### What the task asks
Where a line contains the string "origin", copy that line.

==========

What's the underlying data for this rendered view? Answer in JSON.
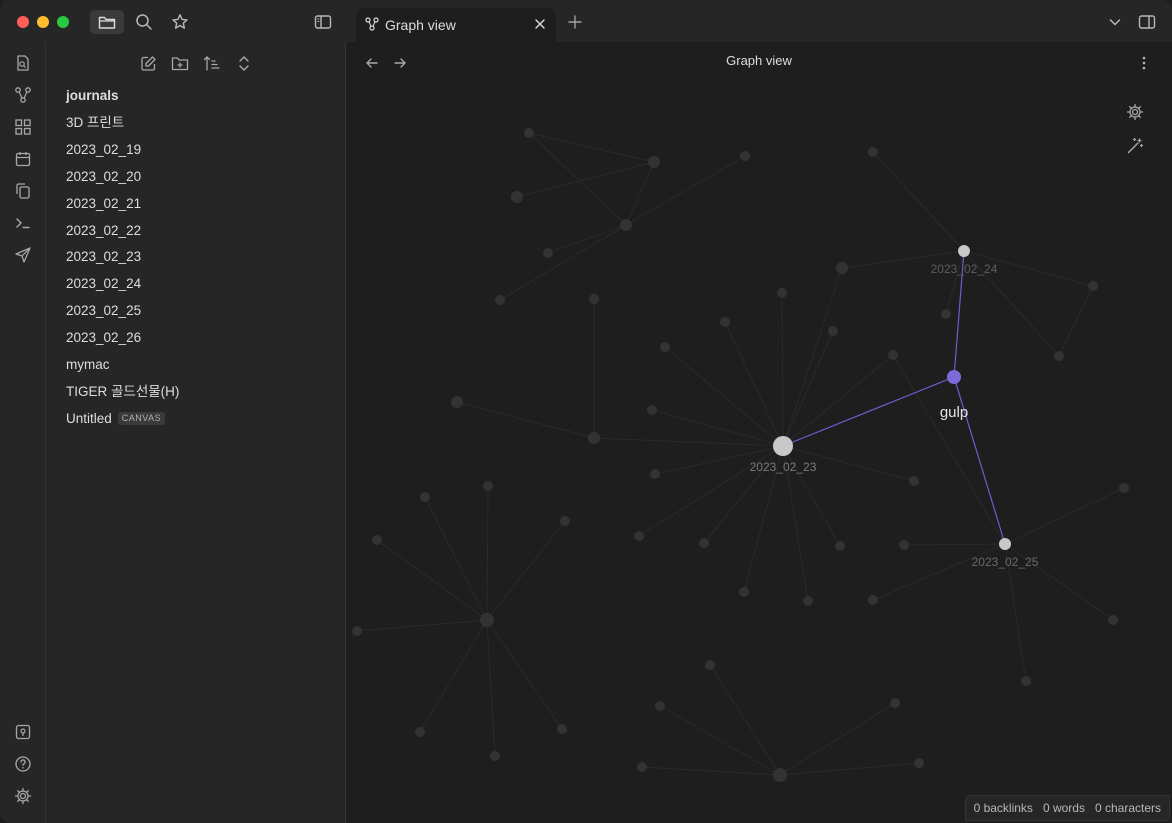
{
  "titlebar": {
    "tab_title": "Graph view",
    "tab_icon": "graph-icon"
  },
  "sidebar": {
    "files": [
      {
        "label": "journals",
        "bold": true
      },
      {
        "label": "3D 프린트"
      },
      {
        "label": "2023_02_19"
      },
      {
        "label": "2023_02_20"
      },
      {
        "label": "2023_02_21"
      },
      {
        "label": "2023_02_22"
      },
      {
        "label": "2023_02_23"
      },
      {
        "label": "2023_02_24"
      },
      {
        "label": "2023_02_25"
      },
      {
        "label": "2023_02_26"
      },
      {
        "label": "mymac"
      },
      {
        "label": "TIGER 골드선물(H)"
      },
      {
        "label": "Untitled",
        "badge": "CANVAS"
      }
    ]
  },
  "main": {
    "view_title": "Graph view"
  },
  "graph": {
    "active_node": "gulp",
    "active_color": "#7b6cd9",
    "nodes": {
      "n_2023_02_23": "2023_02_23",
      "n_2023_02_24": "2023_02_24",
      "n_2023_02_25": "2023_02_25",
      "n_gulp": "gulp"
    }
  },
  "status": {
    "backlinks": "0 backlinks",
    "words": "0 words",
    "characters": "0 characters"
  }
}
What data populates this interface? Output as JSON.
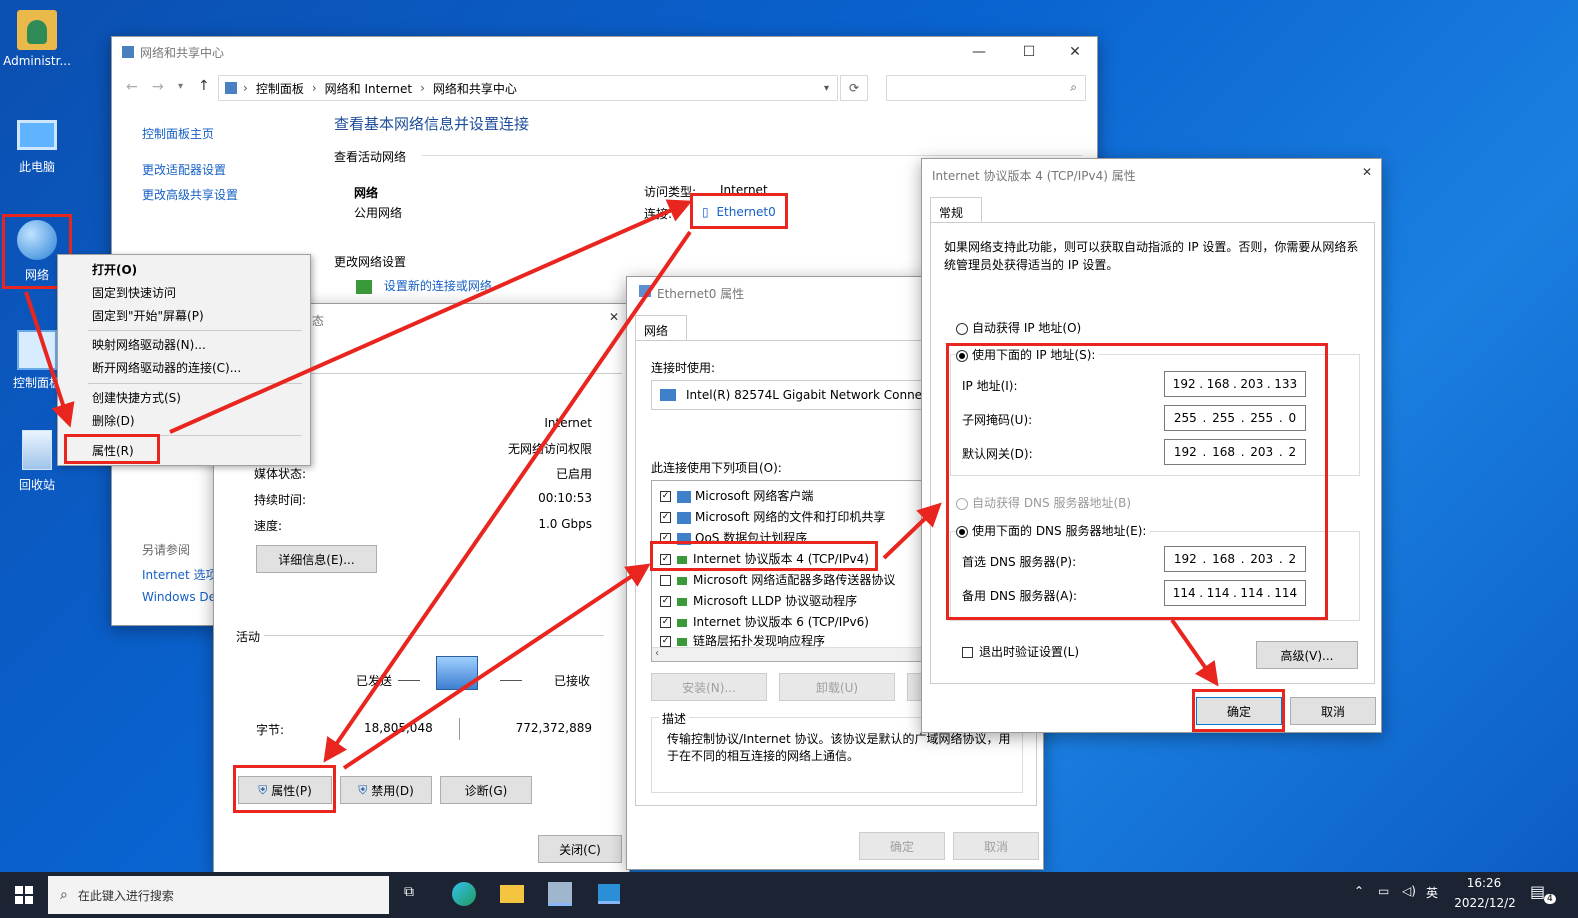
{
  "desktop": {
    "icons": [
      {
        "label": "Administr..."
      },
      {
        "label": "此电脑"
      },
      {
        "label": "网络"
      },
      {
        "label": "控制面板"
      },
      {
        "label": "回收站"
      }
    ]
  },
  "context_menu": {
    "items": [
      "打开(O)",
      "固定到快速访问",
      "固定到\"开始\"屏幕(P)",
      "映射网络驱动器(N)...",
      "断开网络驱动器的连接(C)...",
      "创建快捷方式(S)",
      "删除(D)",
      "属性(R)"
    ]
  },
  "network_center": {
    "title": "网络和共享中心",
    "breadcrumb": [
      "控制面板",
      "网络和 Internet",
      "网络和共享中心"
    ],
    "sidebar": [
      "控制面板主页",
      "更改适配器设置",
      "更改高级共享设置"
    ],
    "see_also_title": "另请参阅",
    "see_also": [
      "Internet 选项",
      "Windows De"
    ],
    "heading": "查看基本网络信息并设置连接",
    "active_label": "查看活动网络",
    "network_name": "网络",
    "network_type": "公用网络",
    "access_type_label": "访问类型:",
    "access_type_value": "Internet",
    "connection_label": "连接:",
    "connection_value": "Ethernet0",
    "change_label": "更改网络设置",
    "new_connection": "设置新的连接或网络"
  },
  "status_window": {
    "title_suffix": "态",
    "rows": [
      {
        "label": "",
        "value": "Internet"
      },
      {
        "label": "",
        "value": "无网络访问权限"
      },
      {
        "label": "媒体状态:",
        "value": "已启用"
      },
      {
        "label": "持续时间:",
        "value": "00:10:53"
      },
      {
        "label": "速度:",
        "value": "1.0 Gbps"
      }
    ],
    "details_button": "详细信息(E)...",
    "activity_label": "活动",
    "sent_label": "已发送",
    "received_label": "已接收",
    "bytes_label": "字节:",
    "bytes_sent": "18,805,048",
    "bytes_received": "772,372,889",
    "properties_button": "属性(P)",
    "disable_button": "禁用(D)",
    "diagnose_button": "诊断(G)",
    "close_button": "关闭(C)"
  },
  "eth_props": {
    "title": "Ethernet0 属性",
    "tab": "网络",
    "connect_using_label": "连接时使用:",
    "adapter": "Intel(R) 82574L Gigabit Network Connect",
    "items_label": "此连接使用下列项目(O):",
    "items": [
      {
        "label": "Microsoft 网络客户端",
        "checked": "✓"
      },
      {
        "label": "Microsoft 网络的文件和打印机共享",
        "checked": "✓"
      },
      {
        "label": "QoS 数据包计划程序",
        "checked": "✓"
      },
      {
        "label": "Internet 协议版本 4 (TCP/IPv4)",
        "checked": "✓"
      },
      {
        "label": "Microsoft 网络适配器多路传送器协议",
        "checked": ""
      },
      {
        "label": "Microsoft LLDP 协议驱动程序",
        "checked": "✓"
      },
      {
        "label": "Internet 协议版本 6 (TCP/IPv6)",
        "checked": "✓"
      },
      {
        "label": "链路层拓扑发现响应程序",
        "checked": "✓"
      }
    ],
    "install_button": "安装(N)...",
    "uninstall_button": "卸载(U)",
    "desc_label": "描述",
    "desc_text": "传输控制协议/Internet 协议。该协议是默认的广域网络协议，用于在不同的相互连接的网络上通信。",
    "ok_button": "确定",
    "cancel_button": "取消"
  },
  "ipv4_props": {
    "title": "Internet 协议版本 4 (TCP/IPv4) 属性",
    "tab": "常规",
    "intro": "如果网络支持此功能，则可以获取自动指派的 IP 设置。否则，你需要从网络系统管理员处获得适当的 IP 设置。",
    "auto_ip": "自动获得 IP 地址(O)",
    "manual_ip": "使用下面的 IP 地址(S):",
    "ip_label": "IP 地址(I):",
    "ip": [
      "192",
      "168",
      "203",
      "133"
    ],
    "mask_label": "子网掩码(U):",
    "mask": [
      "255",
      "255",
      "255",
      "0"
    ],
    "gw_label": "默认网关(D):",
    "gw": [
      "192",
      "168",
      "203",
      "2"
    ],
    "auto_dns": "自动获得 DNS 服务器地址(B)",
    "manual_dns": "使用下面的 DNS 服务器地址(E):",
    "dns1_label": "首选 DNS 服务器(P):",
    "dns1": [
      "192",
      "168",
      "203",
      "2"
    ],
    "dns2_label": "备用 DNS 服务器(A):",
    "dns2": [
      "114",
      "114",
      "114",
      "114"
    ],
    "validate": "退出时验证设置(L)",
    "advanced_button": "高级(V)...",
    "ok_button": "确定",
    "cancel_button": "取消"
  },
  "taskbar": {
    "search_placeholder": "在此键入进行搜索",
    "ime": "英",
    "time": "16:26",
    "date": "2022/12/2",
    "notification_count": "4"
  }
}
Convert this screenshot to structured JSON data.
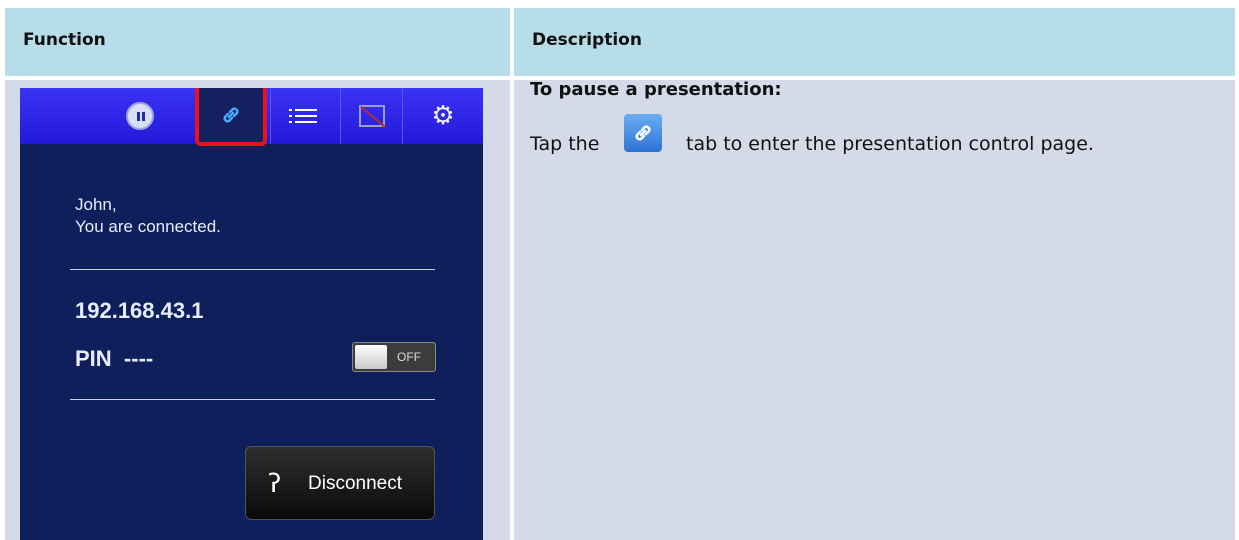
{
  "table": {
    "header_function": "Function",
    "header_description": "Description"
  },
  "phone": {
    "tabs": [
      "pause-icon",
      "link-icon",
      "list-icon",
      "screen-off-icon",
      "gear-icon"
    ],
    "greeting_line1": "John,",
    "greeting_line2": "You are connected.",
    "ip": "192.168.43.1",
    "pin_label": "PIN",
    "pin_value": "----",
    "toggle_label": "OFF",
    "disconnect_label": "Disconnect",
    "colors": {
      "tabbar": "#2a22e6",
      "panel": "#0e1f5b",
      "highlight": "#e8141c"
    }
  },
  "description": {
    "title": "To pause a presentation:",
    "line_prefix": "Tap the",
    "line_suffix": "tab to enter the presentation control page."
  }
}
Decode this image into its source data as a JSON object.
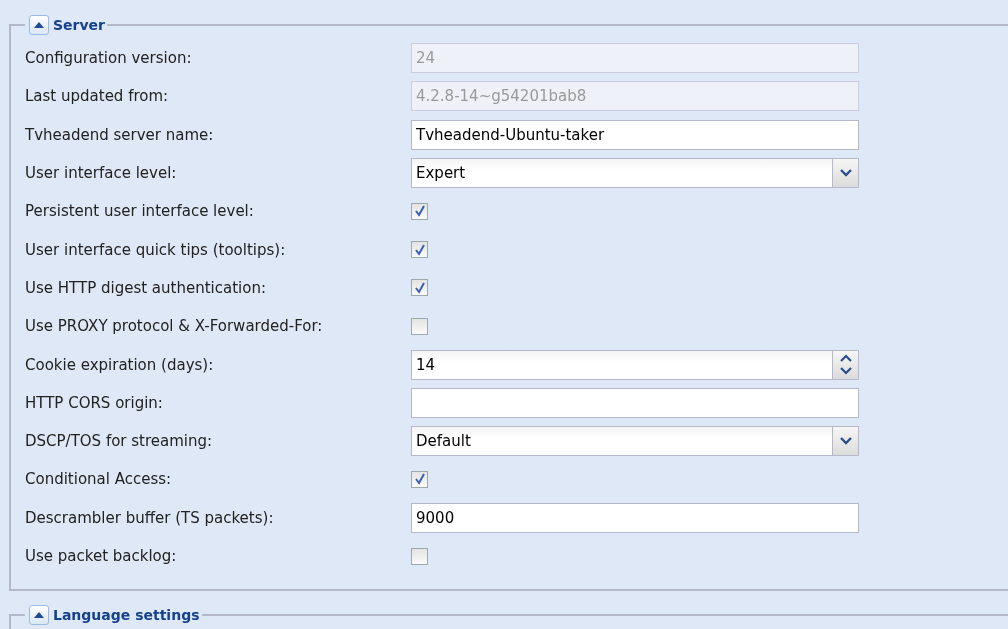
{
  "sections": [
    {
      "title": "Server",
      "expanded": true,
      "fields": [
        {
          "label": "Configuration version:",
          "kind": "text",
          "value": "24",
          "disabled": true
        },
        {
          "label": "Last updated from:",
          "kind": "text",
          "value": "4.2.8-14~g54201bab8",
          "disabled": true
        },
        {
          "label": "Tvheadend server name:",
          "kind": "text",
          "value": "Tvheadend-Ubuntu-taker",
          "disabled": false
        },
        {
          "label": "User interface level:",
          "kind": "select",
          "value": "Expert"
        },
        {
          "label": "Persistent user interface level:",
          "kind": "checkbox",
          "checked": true
        },
        {
          "label": "User interface quick tips (tooltips):",
          "kind": "checkbox",
          "checked": true
        },
        {
          "label": "Use HTTP digest authentication:",
          "kind": "checkbox",
          "checked": true
        },
        {
          "label": "Use PROXY protocol & X-Forwarded-For:",
          "kind": "checkbox",
          "checked": false
        },
        {
          "label": "Cookie expiration (days):",
          "kind": "number",
          "value": "14"
        },
        {
          "label": "HTTP CORS origin:",
          "kind": "text",
          "disabled": false
        },
        {
          "label": "DSCP/TOS for streaming:",
          "kind": "select",
          "value": "Default"
        },
        {
          "label": "Conditional Access:",
          "kind": "checkbox",
          "checked": true
        },
        {
          "label": "Descrambler buffer (TS packets):",
          "kind": "text",
          "value": "9000",
          "disabled": false
        },
        {
          "label": "Use packet backlog:",
          "kind": "checkbox",
          "checked": false
        }
      ]
    },
    {
      "title": "Language settings",
      "expanded": true
    }
  ]
}
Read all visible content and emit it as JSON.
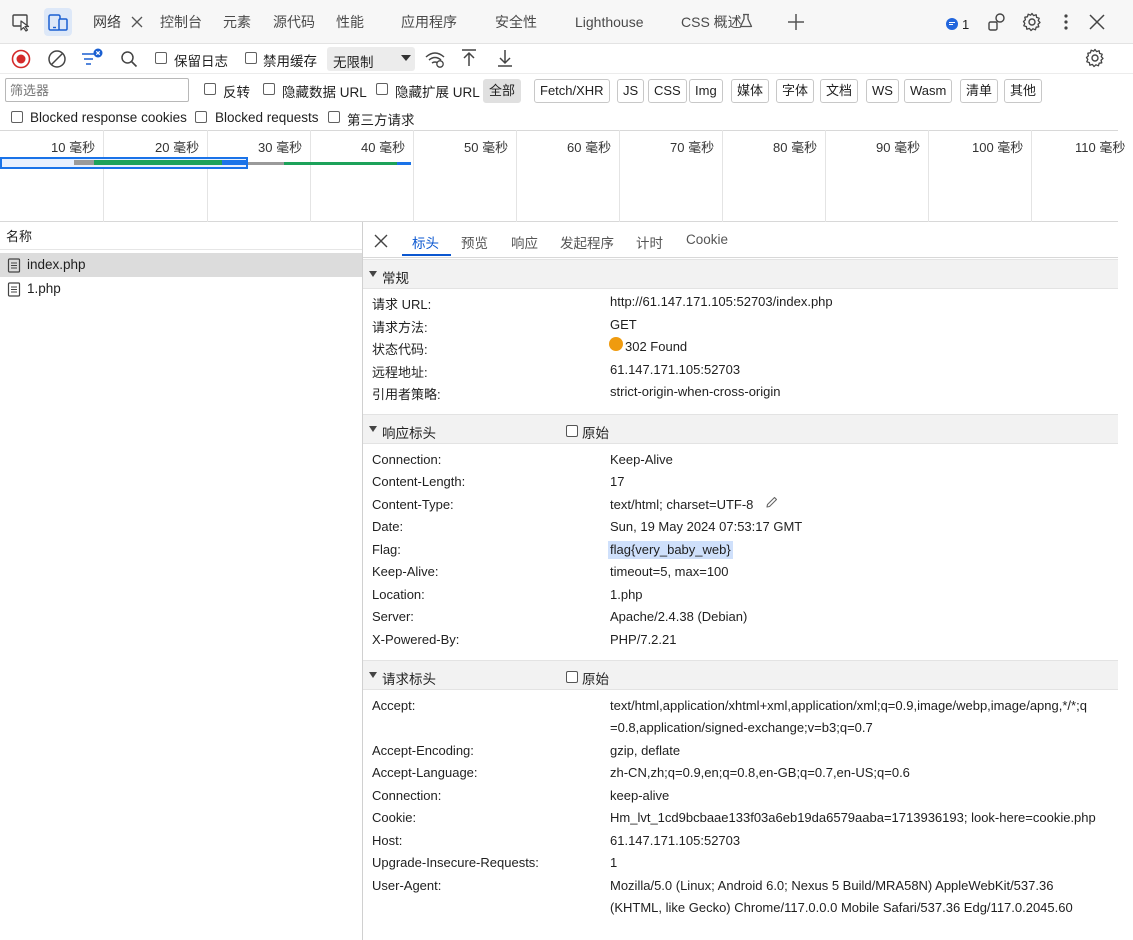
{
  "top_tabs": [
    {
      "label": "网络",
      "active": true
    },
    {
      "label": "控制台"
    },
    {
      "label": "元素"
    },
    {
      "label": "源代码"
    },
    {
      "label": "性能"
    },
    {
      "label": "应用程序"
    },
    {
      "label": "安全性"
    },
    {
      "label": "Lighthouse"
    },
    {
      "label": "CSS 概述"
    }
  ],
  "issues_count": "1",
  "toolbar": {
    "preserve_log_label": "保留日志",
    "disable_cache_label": "禁用缓存",
    "throttling_value": "无限制"
  },
  "filter": {
    "placeholder": "筛选器",
    "invert_label": "反转",
    "hide_data_urls_label": "隐藏数据 URL",
    "hide_ext_urls_label": "隐藏扩展 URL",
    "types": [
      "全部",
      "Fetch/XHR",
      "JS",
      "CSS",
      "Img",
      "媒体",
      "字体",
      "文档",
      "WS",
      "Wasm",
      "清单",
      "其他"
    ],
    "blocked_cookies_label": "Blocked response cookies",
    "blocked_requests_label": "Blocked requests",
    "third_party_label": "第三方请求"
  },
  "timeline": {
    "ticks": [
      "10 毫秒",
      "20 毫秒",
      "30 毫秒",
      "40 毫秒",
      "50 毫秒",
      "60 毫秒",
      "70 毫秒",
      "80 毫秒",
      "90 毫秒",
      "100 毫秒",
      "110 毫秒"
    ]
  },
  "request_list": {
    "column_name": "名称",
    "items": [
      "index.php",
      "1.php"
    ]
  },
  "detail_tabs": [
    "标头",
    "预览",
    "响应",
    "发起程序",
    "计时",
    "Cookie"
  ],
  "general": {
    "title": "常规",
    "rows": [
      {
        "k": "请求 URL:",
        "v": "http://61.147.171.105:52703/index.php"
      },
      {
        "k": "请求方法:",
        "v": "GET"
      },
      {
        "k": "状态代码:",
        "v": "302 Found"
      },
      {
        "k": "远程地址:",
        "v": "61.147.171.105:52703"
      },
      {
        "k": "引用者策略:",
        "v": "strict-origin-when-cross-origin"
      }
    ]
  },
  "response_headers": {
    "title": "响应标头",
    "raw_label": "原始",
    "rows": [
      {
        "k": "Connection:",
        "v": "Keep-Alive"
      },
      {
        "k": "Content-Length:",
        "v": "17"
      },
      {
        "k": "Content-Type:",
        "v": "text/html; charset=UTF-8"
      },
      {
        "k": "Date:",
        "v": "Sun, 19 May 2024 07:53:17 GMT"
      },
      {
        "k": "Flag:",
        "v": "flag{very_baby_web}"
      },
      {
        "k": "Keep-Alive:",
        "v": "timeout=5, max=100"
      },
      {
        "k": "Location:",
        "v": "1.php"
      },
      {
        "k": "Server:",
        "v": "Apache/2.4.38 (Debian)"
      },
      {
        "k": "X-Powered-By:",
        "v": "PHP/7.2.21"
      }
    ]
  },
  "request_headers": {
    "title": "请求标头",
    "raw_label": "原始",
    "rows": [
      {
        "k": "Accept:",
        "v": "text/html,application/xhtml+xml,application/xml;q=0.9,image/webp,image/apng,*/*;q",
        "v2": "=0.8,application/signed-exchange;v=b3;q=0.7"
      },
      {
        "k": "Accept-Encoding:",
        "v": "gzip, deflate"
      },
      {
        "k": "Accept-Language:",
        "v": "zh-CN,zh;q=0.9,en;q=0.8,en-GB;q=0.7,en-US;q=0.6"
      },
      {
        "k": "Connection:",
        "v": "keep-alive"
      },
      {
        "k": "Cookie:",
        "v": "Hm_lvt_1cd9bcbaae133f03a6eb19da6579aaba=1713936193; look-here=cookie.php"
      },
      {
        "k": "Host:",
        "v": "61.147.171.105:52703"
      },
      {
        "k": "Upgrade-Insecure-Requests:",
        "v": "1"
      },
      {
        "k": "User-Agent:",
        "v": "Mozilla/5.0 (Linux; Android 6.0; Nexus 5 Build/MRA58N) AppleWebKit/537.36",
        "v2": "(KHTML, like Gecko) Chrome/117.0.0.0 Mobile Safari/537.36 Edg/117.0.2045.60"
      }
    ]
  }
}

==========

### Written solution
          "label": "HTTP CORS origin:",
        "v": "strict-origin-when-cross-origin"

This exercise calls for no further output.